▶ **AIM OF THE TASK**
Go through each line of the records below and count those with the word "this"; give only the total.

□ □ □ □ □ □ □

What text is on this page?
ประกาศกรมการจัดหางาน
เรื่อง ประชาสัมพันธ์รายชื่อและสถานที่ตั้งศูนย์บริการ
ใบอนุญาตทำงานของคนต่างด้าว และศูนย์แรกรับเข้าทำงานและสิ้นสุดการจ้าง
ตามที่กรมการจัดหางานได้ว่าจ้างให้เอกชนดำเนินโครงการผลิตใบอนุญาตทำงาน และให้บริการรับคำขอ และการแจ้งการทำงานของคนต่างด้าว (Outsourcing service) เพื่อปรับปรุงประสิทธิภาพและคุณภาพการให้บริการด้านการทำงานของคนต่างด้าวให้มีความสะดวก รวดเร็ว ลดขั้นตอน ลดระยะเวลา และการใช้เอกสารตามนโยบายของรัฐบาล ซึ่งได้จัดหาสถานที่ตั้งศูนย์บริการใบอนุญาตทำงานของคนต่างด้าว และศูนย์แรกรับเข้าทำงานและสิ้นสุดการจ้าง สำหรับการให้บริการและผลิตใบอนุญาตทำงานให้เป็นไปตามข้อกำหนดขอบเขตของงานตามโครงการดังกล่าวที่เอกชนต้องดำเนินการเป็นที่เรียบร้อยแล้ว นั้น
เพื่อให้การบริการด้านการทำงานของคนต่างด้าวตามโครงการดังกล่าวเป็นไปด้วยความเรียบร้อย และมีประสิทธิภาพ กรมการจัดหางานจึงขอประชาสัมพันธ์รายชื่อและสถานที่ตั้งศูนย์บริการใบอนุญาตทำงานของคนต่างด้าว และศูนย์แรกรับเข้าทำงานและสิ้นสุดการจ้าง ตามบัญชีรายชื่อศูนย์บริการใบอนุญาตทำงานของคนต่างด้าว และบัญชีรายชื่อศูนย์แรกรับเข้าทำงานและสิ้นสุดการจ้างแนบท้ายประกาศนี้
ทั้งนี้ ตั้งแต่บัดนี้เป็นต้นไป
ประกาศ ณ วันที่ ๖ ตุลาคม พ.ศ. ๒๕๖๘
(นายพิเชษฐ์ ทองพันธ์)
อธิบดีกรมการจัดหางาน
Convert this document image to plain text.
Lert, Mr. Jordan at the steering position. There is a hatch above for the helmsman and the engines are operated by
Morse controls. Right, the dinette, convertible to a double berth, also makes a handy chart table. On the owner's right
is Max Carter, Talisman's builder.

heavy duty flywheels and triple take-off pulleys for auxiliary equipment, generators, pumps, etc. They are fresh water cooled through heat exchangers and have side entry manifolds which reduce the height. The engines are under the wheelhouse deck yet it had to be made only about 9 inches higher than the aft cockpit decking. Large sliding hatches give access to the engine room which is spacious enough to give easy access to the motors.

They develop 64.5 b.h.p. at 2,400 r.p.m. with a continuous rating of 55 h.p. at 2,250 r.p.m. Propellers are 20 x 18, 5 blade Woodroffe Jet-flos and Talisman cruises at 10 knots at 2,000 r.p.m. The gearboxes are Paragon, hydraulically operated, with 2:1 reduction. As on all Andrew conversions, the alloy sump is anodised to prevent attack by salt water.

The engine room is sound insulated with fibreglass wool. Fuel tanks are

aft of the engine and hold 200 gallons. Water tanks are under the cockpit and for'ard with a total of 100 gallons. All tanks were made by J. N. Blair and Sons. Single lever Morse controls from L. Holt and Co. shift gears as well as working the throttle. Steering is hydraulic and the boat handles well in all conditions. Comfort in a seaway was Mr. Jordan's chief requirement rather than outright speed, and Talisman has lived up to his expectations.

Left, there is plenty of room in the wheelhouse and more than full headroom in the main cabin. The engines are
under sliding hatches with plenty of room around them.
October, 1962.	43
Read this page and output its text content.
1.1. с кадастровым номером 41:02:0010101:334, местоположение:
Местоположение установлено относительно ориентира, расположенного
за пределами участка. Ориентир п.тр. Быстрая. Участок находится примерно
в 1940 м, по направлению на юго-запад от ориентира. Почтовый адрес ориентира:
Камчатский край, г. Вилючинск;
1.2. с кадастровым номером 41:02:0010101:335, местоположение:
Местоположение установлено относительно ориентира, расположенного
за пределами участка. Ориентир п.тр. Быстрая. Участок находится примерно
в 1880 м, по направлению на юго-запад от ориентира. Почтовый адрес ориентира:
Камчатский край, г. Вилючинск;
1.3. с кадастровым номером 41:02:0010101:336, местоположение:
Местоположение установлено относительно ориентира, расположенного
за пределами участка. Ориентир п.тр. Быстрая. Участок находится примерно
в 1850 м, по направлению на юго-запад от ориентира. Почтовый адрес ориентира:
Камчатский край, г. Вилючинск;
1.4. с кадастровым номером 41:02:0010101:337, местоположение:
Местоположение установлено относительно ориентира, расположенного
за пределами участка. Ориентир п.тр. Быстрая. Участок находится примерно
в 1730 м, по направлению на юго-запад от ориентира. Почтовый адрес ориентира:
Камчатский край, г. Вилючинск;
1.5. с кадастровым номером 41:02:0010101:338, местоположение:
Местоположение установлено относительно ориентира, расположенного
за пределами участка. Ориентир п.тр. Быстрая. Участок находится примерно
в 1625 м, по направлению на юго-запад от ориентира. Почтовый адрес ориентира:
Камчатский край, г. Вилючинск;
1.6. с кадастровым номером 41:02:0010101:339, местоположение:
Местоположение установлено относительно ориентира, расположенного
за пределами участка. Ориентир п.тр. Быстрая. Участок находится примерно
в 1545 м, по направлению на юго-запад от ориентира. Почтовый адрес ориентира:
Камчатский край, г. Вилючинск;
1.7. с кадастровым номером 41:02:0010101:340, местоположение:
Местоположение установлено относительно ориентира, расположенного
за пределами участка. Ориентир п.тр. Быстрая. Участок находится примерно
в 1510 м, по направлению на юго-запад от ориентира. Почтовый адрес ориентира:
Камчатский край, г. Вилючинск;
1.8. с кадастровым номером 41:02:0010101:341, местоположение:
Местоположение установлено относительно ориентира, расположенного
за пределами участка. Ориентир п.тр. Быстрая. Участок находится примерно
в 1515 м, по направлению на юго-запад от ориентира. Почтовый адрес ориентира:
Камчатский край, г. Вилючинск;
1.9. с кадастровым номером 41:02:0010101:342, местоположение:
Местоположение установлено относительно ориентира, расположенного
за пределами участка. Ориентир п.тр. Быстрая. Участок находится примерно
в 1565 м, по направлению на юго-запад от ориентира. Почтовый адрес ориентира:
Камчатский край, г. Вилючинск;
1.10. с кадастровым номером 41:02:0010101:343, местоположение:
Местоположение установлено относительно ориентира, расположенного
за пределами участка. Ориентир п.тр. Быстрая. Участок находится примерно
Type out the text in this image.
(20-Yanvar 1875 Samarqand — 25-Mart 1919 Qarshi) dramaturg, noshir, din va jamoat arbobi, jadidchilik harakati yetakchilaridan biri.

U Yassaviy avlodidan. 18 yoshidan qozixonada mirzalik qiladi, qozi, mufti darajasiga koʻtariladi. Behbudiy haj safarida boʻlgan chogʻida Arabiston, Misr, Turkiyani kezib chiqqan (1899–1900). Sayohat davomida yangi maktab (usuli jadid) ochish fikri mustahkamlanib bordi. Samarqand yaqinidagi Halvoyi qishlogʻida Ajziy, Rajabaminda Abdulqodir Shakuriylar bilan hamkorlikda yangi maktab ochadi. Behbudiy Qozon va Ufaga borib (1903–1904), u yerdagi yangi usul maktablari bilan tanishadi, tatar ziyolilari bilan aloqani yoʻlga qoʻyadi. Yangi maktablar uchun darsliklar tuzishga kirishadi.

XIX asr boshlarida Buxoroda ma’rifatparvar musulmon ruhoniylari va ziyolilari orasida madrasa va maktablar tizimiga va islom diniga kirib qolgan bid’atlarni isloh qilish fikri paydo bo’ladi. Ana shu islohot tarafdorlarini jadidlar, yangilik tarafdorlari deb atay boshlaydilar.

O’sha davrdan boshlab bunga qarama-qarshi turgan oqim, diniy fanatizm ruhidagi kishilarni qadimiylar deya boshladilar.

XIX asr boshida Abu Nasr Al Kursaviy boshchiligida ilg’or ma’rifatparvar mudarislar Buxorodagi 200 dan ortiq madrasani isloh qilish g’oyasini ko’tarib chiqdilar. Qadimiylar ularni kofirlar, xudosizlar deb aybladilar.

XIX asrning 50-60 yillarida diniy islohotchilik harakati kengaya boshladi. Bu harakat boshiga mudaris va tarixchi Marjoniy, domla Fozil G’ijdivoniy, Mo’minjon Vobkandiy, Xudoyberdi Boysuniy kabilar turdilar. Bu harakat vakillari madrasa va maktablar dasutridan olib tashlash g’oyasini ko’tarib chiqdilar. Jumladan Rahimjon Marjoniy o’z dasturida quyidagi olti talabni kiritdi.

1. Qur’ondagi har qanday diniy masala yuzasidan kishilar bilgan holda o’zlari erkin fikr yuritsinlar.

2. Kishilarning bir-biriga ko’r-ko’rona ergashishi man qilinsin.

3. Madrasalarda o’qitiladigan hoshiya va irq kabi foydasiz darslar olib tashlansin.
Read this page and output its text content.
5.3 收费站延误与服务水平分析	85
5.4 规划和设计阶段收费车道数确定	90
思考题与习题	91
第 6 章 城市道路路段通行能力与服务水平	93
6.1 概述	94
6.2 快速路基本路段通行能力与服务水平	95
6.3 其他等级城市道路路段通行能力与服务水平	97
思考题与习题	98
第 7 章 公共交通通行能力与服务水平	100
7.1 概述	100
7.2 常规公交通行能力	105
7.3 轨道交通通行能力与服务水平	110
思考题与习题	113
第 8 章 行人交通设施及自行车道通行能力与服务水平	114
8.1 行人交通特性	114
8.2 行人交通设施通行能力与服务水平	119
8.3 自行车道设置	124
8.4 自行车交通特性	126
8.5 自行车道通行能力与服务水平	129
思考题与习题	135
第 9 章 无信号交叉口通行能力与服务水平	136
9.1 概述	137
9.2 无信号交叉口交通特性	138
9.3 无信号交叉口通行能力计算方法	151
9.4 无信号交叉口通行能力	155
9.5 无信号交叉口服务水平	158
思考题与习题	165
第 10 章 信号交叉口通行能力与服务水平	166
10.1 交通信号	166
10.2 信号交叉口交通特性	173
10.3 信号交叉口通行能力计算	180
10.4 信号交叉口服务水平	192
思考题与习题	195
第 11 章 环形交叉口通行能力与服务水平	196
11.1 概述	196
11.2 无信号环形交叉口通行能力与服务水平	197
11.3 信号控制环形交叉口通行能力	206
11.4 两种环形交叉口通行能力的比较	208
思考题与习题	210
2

□ □ □ □ □ □ □

▶ **PROBLEM SOLUTION**
5